Task requirements |
With nothing omitted, transcribe the entries exactly as written.

Entries provided |
────

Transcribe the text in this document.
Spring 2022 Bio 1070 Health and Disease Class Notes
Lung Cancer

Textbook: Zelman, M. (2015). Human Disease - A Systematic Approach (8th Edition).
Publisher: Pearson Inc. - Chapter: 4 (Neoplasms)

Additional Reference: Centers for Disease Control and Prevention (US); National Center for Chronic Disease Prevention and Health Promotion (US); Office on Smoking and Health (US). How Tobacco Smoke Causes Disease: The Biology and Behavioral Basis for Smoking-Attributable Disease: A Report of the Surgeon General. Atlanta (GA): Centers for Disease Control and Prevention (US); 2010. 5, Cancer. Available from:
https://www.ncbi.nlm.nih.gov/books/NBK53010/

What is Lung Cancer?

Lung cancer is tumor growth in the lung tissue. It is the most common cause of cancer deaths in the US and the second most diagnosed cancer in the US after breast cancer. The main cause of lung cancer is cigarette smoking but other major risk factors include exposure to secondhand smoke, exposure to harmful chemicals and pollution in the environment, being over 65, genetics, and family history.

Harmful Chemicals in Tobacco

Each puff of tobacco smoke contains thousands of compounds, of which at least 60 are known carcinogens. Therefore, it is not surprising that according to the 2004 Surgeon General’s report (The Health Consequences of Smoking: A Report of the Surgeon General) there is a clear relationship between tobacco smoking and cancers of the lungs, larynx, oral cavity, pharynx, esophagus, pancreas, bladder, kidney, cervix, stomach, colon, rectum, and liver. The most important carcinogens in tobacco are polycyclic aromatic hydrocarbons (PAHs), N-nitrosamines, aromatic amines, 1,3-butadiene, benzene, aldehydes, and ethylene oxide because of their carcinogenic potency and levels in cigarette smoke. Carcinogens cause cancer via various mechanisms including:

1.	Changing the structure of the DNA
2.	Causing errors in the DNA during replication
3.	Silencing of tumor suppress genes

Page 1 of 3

────

Task answer |
Transcribe the text in this document.
Spring 2022 Bio 1070 Health and Disease Class Notes
Lung Cancer

Textbook: Zelman, M. (2015). Human Disease - A Systematic Approach (8th Edition).
Publisher: Pearson Inc. - Chapter: 4 (Neoplasms)

Additional Reference: Centers for Disease Control and Prevention (US); National Center for Chronic Disease Prevention and Health Promotion (US); Office on Smoking and Health (US). How Tobacco Smoke Causes Disease: The Biology and Behavioral Basis for Smoking-Attributable Disease: A Report of the Surgeon General. Atlanta (GA): Centers for Disease Control and Prevention (US); 2010. 5, Cancer. Available from:
https://www.ncbi.nlm.nih.gov/books/NBK53010/

What is Lung Cancer?

Lung cancer is tumor growth in the lung tissue. It is the most common cause of cancer deaths in the US and the second most diagnosed cancer in the US after breast cancer. The main cause of lung cancer is cigarette smoking but other major risk factors include exposure to secondhand smoke, exposure to harmful chemicals and pollution in the environment, being over 65, genetics, and family history.

Harmful Chemicals in Tobacco

Each puff of tobacco smoke contains thousands of compounds, of which at least 60 are known carcinogens. Therefore, it is not surprising that according to the 2004 Surgeon General’s report (The Health Consequences of Smoking: A Report of the Surgeon General) there is a clear relationship between tobacco smoking and cancers of the lungs, larynx, oral cavity, pharynx, esophagus, pancreas, bladder, kidney, cervix, stomach, colon, rectum, and liver. The most important carcinogens in tobacco are polycyclic aromatic hydrocarbons (PAHs), N-nitrosamines, aromatic amines, 1,3-butadiene, benzene, aldehydes, and ethylene oxide because of their carcinogenic potency and levels in cigarette smoke. Carcinogens cause cancer via various mechanisms including:

1.	Changing the structure of the DNA
2.	Causing errors in the DNA during replication
3.	Silencing of tumor suppress genes

Page 1 of 3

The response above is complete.